Goal »
The records below are made of lines; count those holding the word "Week" and give the number only.

Lines of data
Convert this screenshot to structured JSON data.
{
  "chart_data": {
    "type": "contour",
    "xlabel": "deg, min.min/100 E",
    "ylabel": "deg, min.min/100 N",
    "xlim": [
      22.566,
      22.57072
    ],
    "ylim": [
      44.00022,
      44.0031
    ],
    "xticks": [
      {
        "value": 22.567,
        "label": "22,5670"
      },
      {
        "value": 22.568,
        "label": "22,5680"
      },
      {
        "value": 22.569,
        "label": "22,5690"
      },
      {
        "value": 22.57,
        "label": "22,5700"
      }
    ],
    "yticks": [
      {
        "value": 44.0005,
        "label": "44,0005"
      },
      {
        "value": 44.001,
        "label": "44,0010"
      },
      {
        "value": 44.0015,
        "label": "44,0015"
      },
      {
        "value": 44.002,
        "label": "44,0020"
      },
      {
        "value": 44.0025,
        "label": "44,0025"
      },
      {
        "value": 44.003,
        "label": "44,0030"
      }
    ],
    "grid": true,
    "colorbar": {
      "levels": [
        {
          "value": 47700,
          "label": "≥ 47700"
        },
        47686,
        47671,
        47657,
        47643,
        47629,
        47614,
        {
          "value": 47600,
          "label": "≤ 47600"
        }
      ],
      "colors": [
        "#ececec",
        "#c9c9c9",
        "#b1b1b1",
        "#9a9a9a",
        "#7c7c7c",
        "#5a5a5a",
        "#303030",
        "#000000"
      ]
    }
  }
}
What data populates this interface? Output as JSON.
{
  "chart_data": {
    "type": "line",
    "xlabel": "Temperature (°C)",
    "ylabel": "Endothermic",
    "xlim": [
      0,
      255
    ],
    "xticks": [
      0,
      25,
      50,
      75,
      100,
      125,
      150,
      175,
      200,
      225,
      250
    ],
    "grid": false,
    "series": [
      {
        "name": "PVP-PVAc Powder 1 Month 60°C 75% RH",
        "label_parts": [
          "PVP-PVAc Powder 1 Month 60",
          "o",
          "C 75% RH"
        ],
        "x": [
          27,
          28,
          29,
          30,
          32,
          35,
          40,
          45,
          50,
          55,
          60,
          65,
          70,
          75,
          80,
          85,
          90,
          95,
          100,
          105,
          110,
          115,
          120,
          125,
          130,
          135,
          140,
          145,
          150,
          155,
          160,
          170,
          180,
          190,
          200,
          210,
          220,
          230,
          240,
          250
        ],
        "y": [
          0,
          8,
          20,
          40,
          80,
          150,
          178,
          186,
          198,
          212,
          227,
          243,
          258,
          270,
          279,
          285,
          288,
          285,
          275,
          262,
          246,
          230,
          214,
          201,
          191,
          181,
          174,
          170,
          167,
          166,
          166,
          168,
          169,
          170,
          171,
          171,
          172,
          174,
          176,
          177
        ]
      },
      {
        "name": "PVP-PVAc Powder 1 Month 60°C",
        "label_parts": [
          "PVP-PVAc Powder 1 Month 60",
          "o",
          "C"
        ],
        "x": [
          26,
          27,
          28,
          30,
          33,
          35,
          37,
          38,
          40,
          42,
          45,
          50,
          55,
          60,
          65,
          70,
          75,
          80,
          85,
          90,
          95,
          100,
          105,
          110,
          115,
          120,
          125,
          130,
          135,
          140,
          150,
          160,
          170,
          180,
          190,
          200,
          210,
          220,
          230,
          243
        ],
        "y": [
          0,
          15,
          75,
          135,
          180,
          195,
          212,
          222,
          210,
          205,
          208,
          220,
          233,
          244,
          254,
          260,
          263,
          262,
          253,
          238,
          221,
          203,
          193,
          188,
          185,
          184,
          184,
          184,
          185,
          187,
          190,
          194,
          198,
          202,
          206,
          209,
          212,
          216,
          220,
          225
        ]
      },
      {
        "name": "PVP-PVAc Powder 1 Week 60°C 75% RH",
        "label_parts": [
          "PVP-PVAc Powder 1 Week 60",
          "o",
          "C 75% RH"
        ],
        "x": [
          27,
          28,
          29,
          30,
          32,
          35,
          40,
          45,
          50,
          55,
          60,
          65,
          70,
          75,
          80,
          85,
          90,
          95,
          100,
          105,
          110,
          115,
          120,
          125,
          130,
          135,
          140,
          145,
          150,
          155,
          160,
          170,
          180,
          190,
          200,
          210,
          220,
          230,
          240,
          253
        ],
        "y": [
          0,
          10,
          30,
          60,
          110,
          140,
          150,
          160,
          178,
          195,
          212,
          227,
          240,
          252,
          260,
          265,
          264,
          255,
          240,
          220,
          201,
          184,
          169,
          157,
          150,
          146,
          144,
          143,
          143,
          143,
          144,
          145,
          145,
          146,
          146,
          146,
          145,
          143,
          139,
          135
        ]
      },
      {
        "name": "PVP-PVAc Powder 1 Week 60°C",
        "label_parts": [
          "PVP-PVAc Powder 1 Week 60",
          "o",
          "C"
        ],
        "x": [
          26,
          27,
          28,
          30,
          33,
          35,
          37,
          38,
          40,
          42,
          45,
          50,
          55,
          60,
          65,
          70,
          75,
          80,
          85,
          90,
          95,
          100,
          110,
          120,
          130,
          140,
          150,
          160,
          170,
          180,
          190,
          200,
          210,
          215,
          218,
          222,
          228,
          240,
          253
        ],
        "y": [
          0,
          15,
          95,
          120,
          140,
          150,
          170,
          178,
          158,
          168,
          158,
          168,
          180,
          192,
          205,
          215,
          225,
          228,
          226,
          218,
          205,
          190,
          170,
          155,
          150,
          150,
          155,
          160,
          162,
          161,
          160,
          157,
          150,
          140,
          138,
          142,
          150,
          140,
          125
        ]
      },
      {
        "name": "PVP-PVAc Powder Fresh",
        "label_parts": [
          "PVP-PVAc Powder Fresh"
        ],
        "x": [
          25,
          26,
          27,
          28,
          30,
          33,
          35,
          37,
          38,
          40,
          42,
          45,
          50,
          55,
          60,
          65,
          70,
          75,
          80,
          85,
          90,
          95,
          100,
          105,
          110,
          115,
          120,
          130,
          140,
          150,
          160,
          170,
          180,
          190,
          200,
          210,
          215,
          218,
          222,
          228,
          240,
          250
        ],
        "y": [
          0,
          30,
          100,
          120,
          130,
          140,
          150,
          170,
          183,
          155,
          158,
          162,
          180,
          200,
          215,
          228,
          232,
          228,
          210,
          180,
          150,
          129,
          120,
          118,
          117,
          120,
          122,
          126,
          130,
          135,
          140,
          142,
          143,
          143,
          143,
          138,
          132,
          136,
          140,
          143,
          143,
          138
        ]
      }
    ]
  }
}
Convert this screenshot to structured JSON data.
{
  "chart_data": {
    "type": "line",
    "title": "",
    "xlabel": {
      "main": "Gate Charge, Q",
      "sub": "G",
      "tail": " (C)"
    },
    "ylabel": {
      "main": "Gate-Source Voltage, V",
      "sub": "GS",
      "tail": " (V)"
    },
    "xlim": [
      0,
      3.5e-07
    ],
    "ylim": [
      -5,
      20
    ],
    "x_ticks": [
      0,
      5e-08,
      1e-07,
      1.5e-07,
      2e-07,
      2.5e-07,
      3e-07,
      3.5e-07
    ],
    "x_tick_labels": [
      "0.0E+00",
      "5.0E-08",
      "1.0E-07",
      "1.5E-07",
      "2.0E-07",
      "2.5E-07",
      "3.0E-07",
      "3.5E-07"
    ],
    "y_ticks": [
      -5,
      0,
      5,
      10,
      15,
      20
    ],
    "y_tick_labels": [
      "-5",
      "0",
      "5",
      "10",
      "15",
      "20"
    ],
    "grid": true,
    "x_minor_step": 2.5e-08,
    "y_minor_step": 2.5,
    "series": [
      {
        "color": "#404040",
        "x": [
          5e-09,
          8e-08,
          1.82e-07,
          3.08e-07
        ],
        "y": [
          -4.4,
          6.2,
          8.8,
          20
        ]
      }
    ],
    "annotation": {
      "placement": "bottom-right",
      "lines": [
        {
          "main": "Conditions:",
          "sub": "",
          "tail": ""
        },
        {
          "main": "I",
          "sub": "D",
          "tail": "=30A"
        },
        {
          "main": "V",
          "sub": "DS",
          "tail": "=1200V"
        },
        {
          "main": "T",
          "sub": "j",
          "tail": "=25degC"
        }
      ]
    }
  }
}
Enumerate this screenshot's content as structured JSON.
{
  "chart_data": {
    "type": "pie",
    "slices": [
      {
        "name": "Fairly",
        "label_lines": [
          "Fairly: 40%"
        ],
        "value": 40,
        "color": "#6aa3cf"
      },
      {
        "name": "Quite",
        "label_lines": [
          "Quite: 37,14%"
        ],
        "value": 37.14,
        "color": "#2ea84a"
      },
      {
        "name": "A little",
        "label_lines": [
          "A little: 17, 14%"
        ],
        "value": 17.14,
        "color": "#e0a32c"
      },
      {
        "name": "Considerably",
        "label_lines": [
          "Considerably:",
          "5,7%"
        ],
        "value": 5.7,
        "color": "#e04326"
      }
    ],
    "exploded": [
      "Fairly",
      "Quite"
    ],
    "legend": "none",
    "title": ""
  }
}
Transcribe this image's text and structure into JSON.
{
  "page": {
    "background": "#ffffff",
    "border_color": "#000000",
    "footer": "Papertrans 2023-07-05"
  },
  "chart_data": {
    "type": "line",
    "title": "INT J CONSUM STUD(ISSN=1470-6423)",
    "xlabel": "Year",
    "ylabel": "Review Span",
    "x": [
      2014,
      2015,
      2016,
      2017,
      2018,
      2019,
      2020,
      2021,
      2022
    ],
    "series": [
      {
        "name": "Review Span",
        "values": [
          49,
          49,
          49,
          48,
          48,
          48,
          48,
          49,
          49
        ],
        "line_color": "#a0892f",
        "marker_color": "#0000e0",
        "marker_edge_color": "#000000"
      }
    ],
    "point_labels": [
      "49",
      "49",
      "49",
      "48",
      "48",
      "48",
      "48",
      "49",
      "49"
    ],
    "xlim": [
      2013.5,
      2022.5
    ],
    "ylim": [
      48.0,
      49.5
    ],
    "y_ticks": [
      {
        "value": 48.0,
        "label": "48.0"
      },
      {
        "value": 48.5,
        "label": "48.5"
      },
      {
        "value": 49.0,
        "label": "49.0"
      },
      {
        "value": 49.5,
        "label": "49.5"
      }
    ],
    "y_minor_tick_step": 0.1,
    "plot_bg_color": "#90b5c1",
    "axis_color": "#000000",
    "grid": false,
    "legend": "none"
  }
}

Response to the exercise »
4